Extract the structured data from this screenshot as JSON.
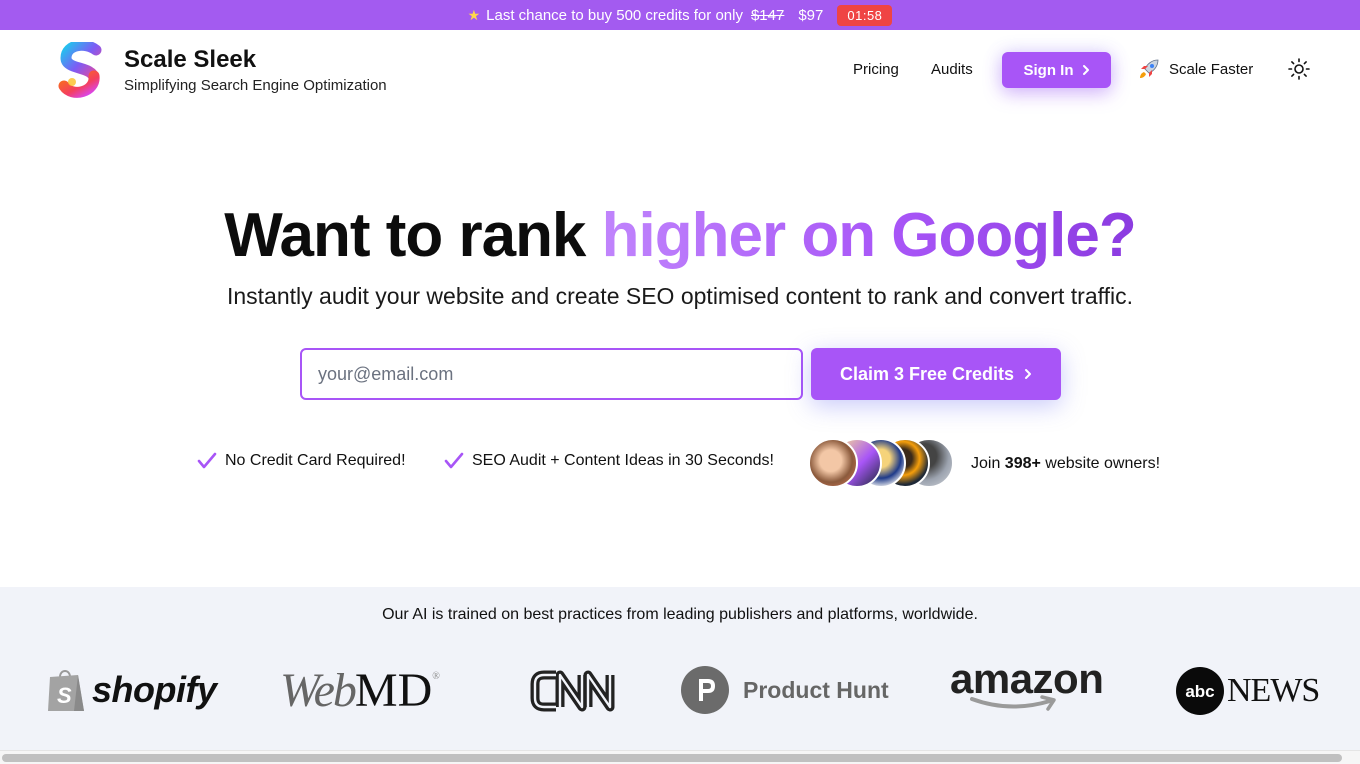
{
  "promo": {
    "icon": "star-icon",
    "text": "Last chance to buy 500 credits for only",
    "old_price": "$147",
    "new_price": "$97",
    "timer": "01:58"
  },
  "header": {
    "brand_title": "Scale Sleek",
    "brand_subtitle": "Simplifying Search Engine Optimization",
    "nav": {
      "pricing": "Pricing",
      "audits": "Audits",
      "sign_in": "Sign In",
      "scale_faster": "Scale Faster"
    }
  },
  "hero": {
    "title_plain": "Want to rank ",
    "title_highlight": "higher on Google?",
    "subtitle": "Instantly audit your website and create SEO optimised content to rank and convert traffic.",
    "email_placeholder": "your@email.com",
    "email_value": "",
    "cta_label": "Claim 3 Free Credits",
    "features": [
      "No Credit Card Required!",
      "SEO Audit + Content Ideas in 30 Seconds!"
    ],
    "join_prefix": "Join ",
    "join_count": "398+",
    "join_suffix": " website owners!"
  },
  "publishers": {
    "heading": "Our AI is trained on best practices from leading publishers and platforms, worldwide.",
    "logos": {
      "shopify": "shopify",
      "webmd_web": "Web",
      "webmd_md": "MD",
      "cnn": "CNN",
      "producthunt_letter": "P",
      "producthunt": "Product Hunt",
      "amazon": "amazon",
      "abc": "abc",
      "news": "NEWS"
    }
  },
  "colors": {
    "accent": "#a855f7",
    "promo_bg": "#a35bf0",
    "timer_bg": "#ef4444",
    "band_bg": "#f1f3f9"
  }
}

*****

◆ BRIEF ◆
Leaving all pictures aside, quote each record exactly.

◆ FULL OUTPUT ◆
Extract the structured data from this screenshot as JSON.
{
  "promo": {
    "icon": "star-icon",
    "text": "Last chance to buy 500 credits for only",
    "old_price": "$147",
    "new_price": "$97",
    "timer": "01:58"
  },
  "header": {
    "brand_title": "Scale Sleek",
    "brand_subtitle": "Simplifying Search Engine Optimization",
    "nav": {
      "pricing": "Pricing",
      "audits": "Audits",
      "sign_in": "Sign In",
      "scale_faster": "Scale Faster"
    }
  },
  "hero": {
    "title_plain": "Want to rank ",
    "title_highlight": "higher on Google?",
    "subtitle": "Instantly audit your website and create SEO optimised content to rank and convert traffic.",
    "email_placeholder": "your@email.com",
    "email_value": "",
    "cta_label": "Claim 3 Free Credits",
    "features": [
      "No Credit Card Required!",
      "SEO Audit + Content Ideas in 30 Seconds!"
    ],
    "join_prefix": "Join ",
    "join_count": "398+",
    "join_suffix": " website owners!"
  },
  "publishers": {
    "heading": "Our AI is trained on best practices from leading publishers and platforms, worldwide.",
    "logos": {
      "shopify": "shopify",
      "webmd_web": "Web",
      "webmd_md": "MD",
      "cnn": "CNN",
      "producthunt_letter": "P",
      "producthunt": "Product Hunt",
      "amazon": "amazon",
      "abc": "abc",
      "news": "NEWS"
    }
  },
  "colors": {
    "accent": "#a855f7",
    "promo_bg": "#a35bf0",
    "timer_bg": "#ef4444",
    "band_bg": "#f1f3f9"
  }
}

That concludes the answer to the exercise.